#### Given exercise:
Return every record verbatim.

** Begin Given data **

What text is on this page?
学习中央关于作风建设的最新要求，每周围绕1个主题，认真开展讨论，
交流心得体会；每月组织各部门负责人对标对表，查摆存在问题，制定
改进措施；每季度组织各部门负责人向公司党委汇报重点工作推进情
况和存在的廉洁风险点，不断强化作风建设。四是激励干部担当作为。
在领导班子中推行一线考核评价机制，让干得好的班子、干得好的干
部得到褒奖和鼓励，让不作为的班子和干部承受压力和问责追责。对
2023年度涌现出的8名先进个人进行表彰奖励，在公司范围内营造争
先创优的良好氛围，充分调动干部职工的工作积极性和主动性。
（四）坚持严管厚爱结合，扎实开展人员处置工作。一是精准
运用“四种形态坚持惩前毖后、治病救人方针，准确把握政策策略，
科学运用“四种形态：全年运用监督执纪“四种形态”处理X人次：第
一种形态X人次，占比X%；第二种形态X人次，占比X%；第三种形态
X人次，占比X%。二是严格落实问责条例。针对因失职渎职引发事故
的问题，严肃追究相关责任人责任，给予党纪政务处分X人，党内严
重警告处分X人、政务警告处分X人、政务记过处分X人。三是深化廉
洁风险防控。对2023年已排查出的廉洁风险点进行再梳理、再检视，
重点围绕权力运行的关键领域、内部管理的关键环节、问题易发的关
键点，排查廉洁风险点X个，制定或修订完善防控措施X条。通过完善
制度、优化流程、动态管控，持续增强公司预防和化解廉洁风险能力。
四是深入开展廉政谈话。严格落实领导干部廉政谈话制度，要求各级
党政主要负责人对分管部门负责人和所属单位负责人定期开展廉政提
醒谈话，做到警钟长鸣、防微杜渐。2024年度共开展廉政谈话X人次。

** End Given data **

#### Result for this exercise:
What text is on this page?
学习中央关于作风建设的最新要求，每周围绕1个主题，认真开展讨论，
交流心得体会；每月组织各部门负责人对标对表，查摆存在问题，制定
改进措施；每季度组织各部门负责人向公司党委汇报重点工作推进情
况和存在的廉洁风险点，不断强化作风建设。四是激励干部担当作为。
在领导班子中推行一线考核评价机制，让干得好的班子、干得好的干
部得到褒奖和鼓励，让不作为的班子和干部承受压力和问责追责。对
2023年度涌现出的8名先进个人进行表彰奖励，在公司范围内营造争
先创优的良好氛围，充分调动干部职工的工作积极性和主动性。
（四）坚持严管厚爱结合，扎实开展人员处置工作。一是精准
运用“四种形态坚持惩前毖后、治病救人方针，准确把握政策策略，
科学运用“四种形态：全年运用监督执纪“四种形态”处理X人次：第
一种形态X人次，占比X%；第二种形态X人次，占比X%；第三种形态
X人次，占比X%。二是严格落实问责条例。针对因失职渎职引发事故
的问题，严肃追究相关责任人责任，给予党纪政务处分X人，党内严
重警告处分X人、政务警告处分X人、政务记过处分X人。三是深化廉
洁风险防控。对2023年已排查出的廉洁风险点进行再梳理、再检视，
重点围绕权力运行的关键领域、内部管理的关键环节、问题易发的关
键点，排查廉洁风险点X个，制定或修订完善防控措施X条。通过完善
制度、优化流程、动态管控，持续增强公司预防和化解廉洁风险能力。
四是深入开展廉政谈话。严格落实领导干部廉政谈话制度，要求各级
党政主要负责人对分管部门负责人和所属单位负责人定期开展廉政提
醒谈话，做到警钟长鸣、防微杜渐。2024年度共开展廉政谈话X人次。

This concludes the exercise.